** Recorded data **
'''

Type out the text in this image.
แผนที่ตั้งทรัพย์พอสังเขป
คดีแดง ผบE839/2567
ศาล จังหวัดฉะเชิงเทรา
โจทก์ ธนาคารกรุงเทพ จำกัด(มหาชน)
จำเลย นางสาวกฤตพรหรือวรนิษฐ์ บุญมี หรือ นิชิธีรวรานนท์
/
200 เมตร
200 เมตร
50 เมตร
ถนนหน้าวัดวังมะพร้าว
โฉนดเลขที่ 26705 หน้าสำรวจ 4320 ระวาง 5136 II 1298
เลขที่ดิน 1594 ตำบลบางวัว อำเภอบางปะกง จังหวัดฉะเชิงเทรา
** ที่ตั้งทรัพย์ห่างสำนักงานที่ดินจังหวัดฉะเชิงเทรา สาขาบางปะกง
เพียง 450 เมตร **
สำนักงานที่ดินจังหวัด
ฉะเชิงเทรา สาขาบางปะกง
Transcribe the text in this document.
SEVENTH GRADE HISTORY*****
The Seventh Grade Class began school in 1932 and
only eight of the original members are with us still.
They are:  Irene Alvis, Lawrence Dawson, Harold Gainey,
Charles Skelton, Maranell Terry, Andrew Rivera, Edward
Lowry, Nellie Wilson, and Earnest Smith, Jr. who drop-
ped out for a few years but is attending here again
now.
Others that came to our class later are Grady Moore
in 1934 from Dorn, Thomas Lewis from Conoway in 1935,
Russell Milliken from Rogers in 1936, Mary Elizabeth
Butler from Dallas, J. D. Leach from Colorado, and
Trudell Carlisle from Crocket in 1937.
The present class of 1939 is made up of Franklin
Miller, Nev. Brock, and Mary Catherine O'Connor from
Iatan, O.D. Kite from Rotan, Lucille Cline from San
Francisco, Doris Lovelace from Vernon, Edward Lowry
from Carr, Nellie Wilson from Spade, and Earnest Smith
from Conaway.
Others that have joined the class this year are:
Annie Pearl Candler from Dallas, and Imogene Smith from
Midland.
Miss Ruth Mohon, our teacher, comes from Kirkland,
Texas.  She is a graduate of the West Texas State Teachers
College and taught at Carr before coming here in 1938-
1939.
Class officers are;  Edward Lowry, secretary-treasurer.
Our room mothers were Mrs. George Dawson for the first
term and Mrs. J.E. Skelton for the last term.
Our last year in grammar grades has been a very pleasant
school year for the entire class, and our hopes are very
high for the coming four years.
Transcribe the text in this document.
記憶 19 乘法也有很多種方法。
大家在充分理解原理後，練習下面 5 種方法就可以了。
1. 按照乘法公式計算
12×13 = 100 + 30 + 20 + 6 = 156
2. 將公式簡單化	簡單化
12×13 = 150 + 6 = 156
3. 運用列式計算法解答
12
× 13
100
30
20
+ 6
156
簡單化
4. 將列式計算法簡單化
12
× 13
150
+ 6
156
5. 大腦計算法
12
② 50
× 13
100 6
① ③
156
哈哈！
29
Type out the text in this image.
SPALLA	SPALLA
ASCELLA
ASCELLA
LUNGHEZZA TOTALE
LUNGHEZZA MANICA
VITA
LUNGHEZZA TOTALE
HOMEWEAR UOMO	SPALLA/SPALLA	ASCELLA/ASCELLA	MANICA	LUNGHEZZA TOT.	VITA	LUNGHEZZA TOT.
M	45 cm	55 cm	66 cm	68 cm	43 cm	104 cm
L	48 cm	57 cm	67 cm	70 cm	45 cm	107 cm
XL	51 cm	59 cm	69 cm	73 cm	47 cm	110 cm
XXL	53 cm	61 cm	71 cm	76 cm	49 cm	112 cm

'''
'''

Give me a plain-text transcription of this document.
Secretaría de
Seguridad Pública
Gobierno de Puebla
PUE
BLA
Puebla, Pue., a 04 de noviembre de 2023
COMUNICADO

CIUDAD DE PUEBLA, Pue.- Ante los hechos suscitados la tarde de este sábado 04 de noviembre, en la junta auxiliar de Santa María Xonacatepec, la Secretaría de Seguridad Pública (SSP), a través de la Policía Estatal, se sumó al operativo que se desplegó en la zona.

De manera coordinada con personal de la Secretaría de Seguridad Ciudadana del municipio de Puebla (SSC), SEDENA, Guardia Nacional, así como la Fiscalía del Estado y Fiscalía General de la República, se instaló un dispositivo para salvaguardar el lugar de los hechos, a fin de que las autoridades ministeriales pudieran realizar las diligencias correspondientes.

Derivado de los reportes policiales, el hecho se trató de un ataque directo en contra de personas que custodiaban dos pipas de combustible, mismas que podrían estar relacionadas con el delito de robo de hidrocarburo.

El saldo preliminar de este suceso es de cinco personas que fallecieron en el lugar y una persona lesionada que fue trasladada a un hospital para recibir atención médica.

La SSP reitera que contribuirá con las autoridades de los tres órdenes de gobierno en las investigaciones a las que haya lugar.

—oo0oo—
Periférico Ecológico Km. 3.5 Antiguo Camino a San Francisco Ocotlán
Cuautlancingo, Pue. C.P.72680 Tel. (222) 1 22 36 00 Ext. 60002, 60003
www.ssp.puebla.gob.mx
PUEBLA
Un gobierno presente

'''

** Task instructions **
In the records above, find each line that holds the word "autoridades"; copy all such lines.

** Correct answer **
De manera coordinada con personal de la Secretaría de Seguridad Ciudadana del municipio de Puebla (SSC), SEDENA, Guardia Nacional, así como la Fiscalía del Estado y Fiscalía General de la República, se instaló un dispositivo para salvaguardar el lugar de los hechos, a fin de que las autoridades ministeriales pudieran realizar las diligencias correspondientes.
La SSP reitera que contribuirá con las autoridades de los tres órdenes de gobierno en las investigaciones a las que haya lugar.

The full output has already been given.